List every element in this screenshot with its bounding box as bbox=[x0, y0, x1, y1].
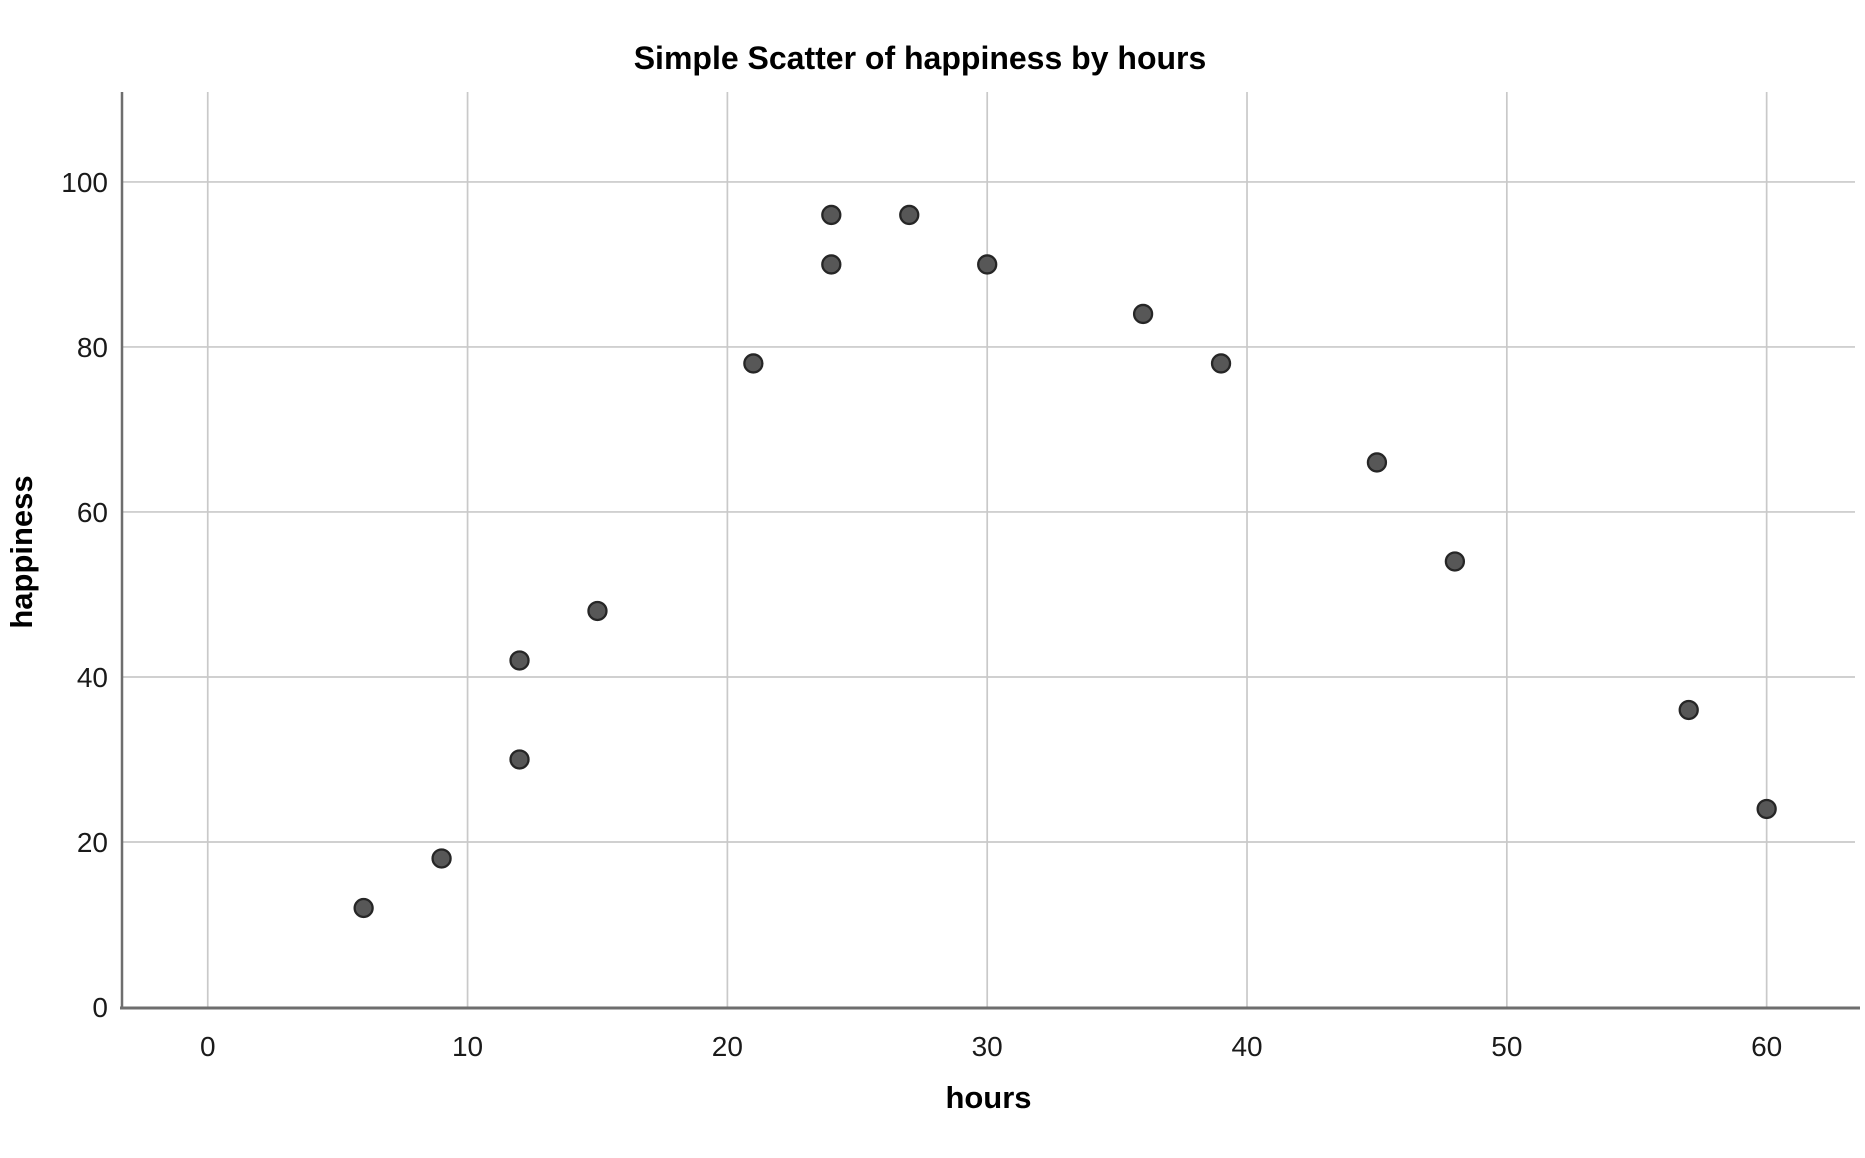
data-point bbox=[1756, 798, 1777, 820]
y-tick-label: 80 bbox=[77, 332, 108, 363]
x-tick-label: 60 bbox=[1751, 1031, 1782, 1062]
data-point bbox=[1444, 551, 1466, 572]
data-point bbox=[821, 204, 842, 226]
data-point bbox=[899, 204, 920, 226]
y-tick-label: 100 bbox=[61, 167, 108, 198]
y-tick-label: 0 bbox=[92, 992, 108, 1023]
x-tick-label: 0 bbox=[200, 1031, 216, 1062]
y-tick-label: 20 bbox=[77, 827, 108, 858]
x-tick-label: 50 bbox=[1491, 1031, 1522, 1062]
data-point bbox=[1210, 353, 1232, 374]
y-axis-title: happiness bbox=[4, 475, 39, 629]
data-point bbox=[1132, 303, 1154, 325]
data-point bbox=[821, 254, 842, 275]
data-point bbox=[587, 600, 608, 622]
data-point bbox=[431, 848, 452, 869]
y-tick-label: 60 bbox=[77, 497, 108, 528]
x-axis-title: hours bbox=[945, 1080, 1032, 1115]
x-tick-label: 40 bbox=[1231, 1031, 1262, 1062]
data-point bbox=[353, 897, 374, 919]
data-point bbox=[743, 353, 764, 374]
chart-title: Simple Scatter of happiness by hours bbox=[633, 40, 1207, 76]
y-tick-label: 40 bbox=[77, 662, 108, 693]
data-point bbox=[509, 749, 530, 770]
data-point bbox=[1366, 452, 1388, 473]
x-tick-label: 30 bbox=[972, 1031, 1003, 1062]
x-tick-label: 20 bbox=[712, 1031, 743, 1062]
x-tick-label: 10 bbox=[452, 1031, 483, 1062]
data-point bbox=[509, 650, 530, 671]
data-point bbox=[977, 254, 998, 275]
data-point bbox=[1678, 699, 1699, 721]
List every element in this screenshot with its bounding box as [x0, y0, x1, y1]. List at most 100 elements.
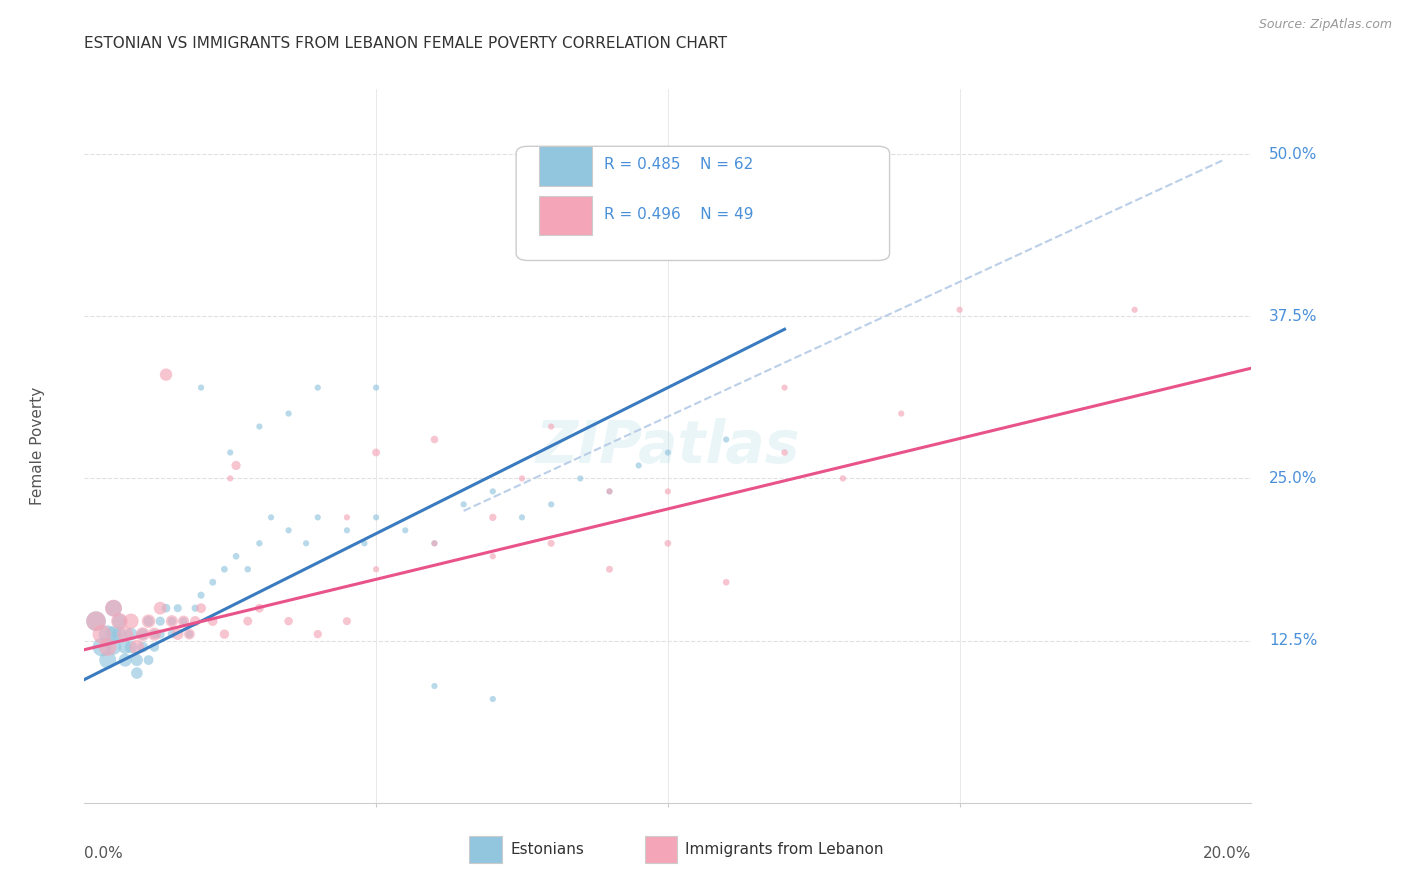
- Point: [97, 627, 120, 641]
- Point: [103, 601, 125, 615]
- Text: 12.5%: 12.5%: [1268, 633, 1317, 648]
- Point: [540, 536, 562, 550]
- FancyBboxPatch shape: [540, 196, 592, 235]
- Text: R = 0.496    N = 49: R = 0.496 N = 49: [603, 207, 754, 221]
- Point: [103, 627, 125, 641]
- Point: [1123, 302, 1146, 317]
- Bar: [470, 837, 502, 863]
- Point: [160, 627, 183, 641]
- Point: [599, 484, 621, 499]
- Point: [120, 627, 142, 641]
- Point: [260, 510, 283, 524]
- Point: [366, 510, 388, 524]
- Point: [481, 510, 505, 524]
- Point: [599, 484, 621, 499]
- Point: [103, 640, 125, 654]
- Point: [773, 381, 796, 395]
- Point: [214, 562, 236, 576]
- Text: 25.0%: 25.0%: [1268, 471, 1317, 486]
- Point: [114, 653, 136, 667]
- Point: [481, 549, 505, 564]
- Point: [277, 407, 299, 421]
- Point: [366, 445, 388, 459]
- Point: [132, 627, 155, 641]
- Point: [84, 614, 107, 628]
- Point: [138, 614, 160, 628]
- Point: [114, 640, 136, 654]
- Bar: [644, 837, 678, 863]
- Point: [657, 445, 679, 459]
- Point: [138, 614, 160, 628]
- Text: 37.5%: 37.5%: [1268, 309, 1317, 324]
- Point: [173, 614, 195, 628]
- Point: [225, 458, 247, 473]
- Text: Female Poverty: Female Poverty: [30, 387, 45, 505]
- Point: [214, 627, 236, 641]
- Point: [125, 666, 148, 681]
- FancyBboxPatch shape: [516, 146, 890, 260]
- Point: [160, 614, 183, 628]
- Point: [599, 562, 621, 576]
- Point: [108, 614, 131, 628]
- Point: [890, 407, 912, 421]
- Point: [120, 640, 142, 654]
- Text: 0.0%: 0.0%: [84, 846, 124, 861]
- Text: Estonians: Estonians: [510, 842, 583, 857]
- Point: [481, 692, 505, 706]
- Text: 20.0%: 20.0%: [1204, 846, 1251, 861]
- Text: ZIPatlas: ZIPatlas: [536, 417, 800, 475]
- Point: [97, 653, 120, 667]
- Point: [295, 536, 318, 550]
- Point: [125, 653, 148, 667]
- Point: [247, 536, 270, 550]
- Point: [155, 601, 177, 615]
- Point: [114, 627, 136, 641]
- Point: [247, 419, 270, 434]
- Point: [225, 549, 247, 564]
- Point: [108, 614, 131, 628]
- Point: [179, 627, 201, 641]
- Point: [336, 510, 359, 524]
- Point: [832, 471, 855, 485]
- Point: [108, 627, 131, 641]
- Point: [423, 433, 446, 447]
- Point: [166, 627, 188, 641]
- Point: [84, 614, 107, 628]
- Point: [627, 458, 650, 473]
- Point: [184, 601, 207, 615]
- Text: ESTONIAN VS IMMIGRANTS FROM LEBANON FEMALE POVERTY CORRELATION CHART: ESTONIAN VS IMMIGRANTS FROM LEBANON FEMA…: [84, 36, 727, 51]
- Point: [138, 653, 160, 667]
- Point: [179, 627, 201, 641]
- Point: [160, 614, 183, 628]
- Point: [149, 614, 172, 628]
- Point: [149, 627, 172, 641]
- Point: [423, 679, 446, 693]
- FancyBboxPatch shape: [540, 146, 592, 186]
- Point: [773, 445, 796, 459]
- Point: [453, 497, 475, 511]
- Point: [201, 575, 224, 590]
- Point: [247, 601, 270, 615]
- Point: [190, 601, 212, 615]
- Point: [132, 627, 155, 641]
- Point: [307, 381, 329, 395]
- Point: [657, 536, 679, 550]
- Point: [201, 614, 224, 628]
- Point: [125, 640, 148, 654]
- Point: [120, 614, 142, 628]
- Point: [569, 471, 592, 485]
- Point: [277, 614, 299, 628]
- Point: [166, 601, 188, 615]
- Point: [219, 445, 242, 459]
- Text: 50.0%: 50.0%: [1268, 146, 1317, 161]
- Point: [219, 471, 242, 485]
- Point: [423, 536, 446, 550]
- Point: [366, 381, 388, 395]
- Point: [714, 433, 737, 447]
- Text: R = 0.485    N = 62: R = 0.485 N = 62: [603, 157, 754, 171]
- Point: [132, 640, 155, 654]
- Point: [353, 536, 375, 550]
- Point: [149, 601, 172, 615]
- Point: [236, 614, 259, 628]
- Point: [97, 640, 120, 654]
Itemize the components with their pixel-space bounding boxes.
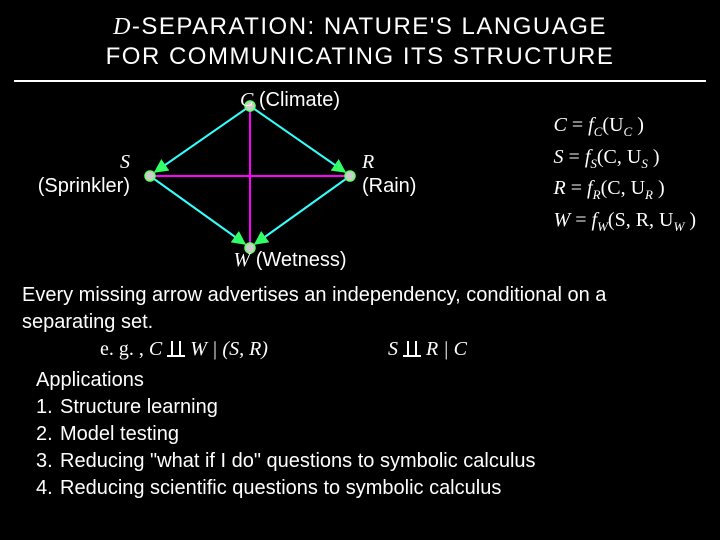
- slide-title: D-SEPARATION: NATURE'S LANGUAGE FOR COMM…: [0, 0, 720, 78]
- edge-c-s: [155, 106, 250, 172]
- node-s: [145, 171, 155, 181]
- edge-c-r: [250, 106, 345, 172]
- eq-w: W = fW(S, R, UW ): [554, 205, 696, 237]
- label-r: R (Rain): [362, 150, 472, 198]
- diagram-area: C (Climate) S (Sprinkler) R (Rain) W (We…: [0, 88, 720, 278]
- label-s: S (Sprinkler): [20, 150, 130, 198]
- app-item-1: 1.Structure learning: [36, 394, 698, 421]
- edge-s-w: [150, 176, 245, 244]
- indep-icon: [167, 339, 185, 357]
- applications: Applications 1.Structure learning 2.Mode…: [0, 361, 720, 502]
- app-item-3: 3.Reducing "what if I do" questions to s…: [36, 448, 698, 475]
- eq-c: C = fC(UC ): [554, 110, 696, 142]
- independency-sentence: Every missing arrow advertises an indepe…: [0, 278, 720, 336]
- title-d: D: [113, 14, 132, 40]
- applications-heading: Applications: [36, 367, 698, 394]
- label-c: C (Climate): [210, 88, 370, 112]
- app-item-4: 4.Reducing scientific questions to symbo…: [36, 475, 698, 502]
- eq-r: R = fR(C, UR ): [554, 173, 696, 205]
- node-r: [345, 171, 355, 181]
- title-line1: -SEPARATION: NATURE'S LANGUAGE: [132, 13, 607, 40]
- independence-examples: e. g. , C W | (S, R) S R | C: [0, 336, 720, 361]
- indep-icon: [403, 339, 421, 357]
- app-item-2: 2.Model testing: [36, 421, 698, 448]
- edge-r-w: [255, 176, 350, 244]
- title-line2: FOR COMMUNICATING ITS STRUCTURE: [106, 43, 615, 70]
- structural-equations: C = fC(UC ) S = fS(C, US ) R = fR(C, UR …: [554, 110, 696, 236]
- eq-s: S = fS(C, US ): [554, 142, 696, 174]
- title-divider: [14, 80, 706, 82]
- label-w: W (Wetness): [200, 248, 380, 272]
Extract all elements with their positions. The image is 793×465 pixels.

◇ ◇ ◇ ◇

• **Exercise requirements**
Please identify every line in the data above that contains the word "edge" and copy each one in full.

• **Finished exercise**
- edge-c-s: [155, 106, 250, 172]
- edge-c-r: [250, 106, 345, 172]
- edge-s-w: [150, 176, 245, 244]
- edge-r-w: [255, 176, 350, 244]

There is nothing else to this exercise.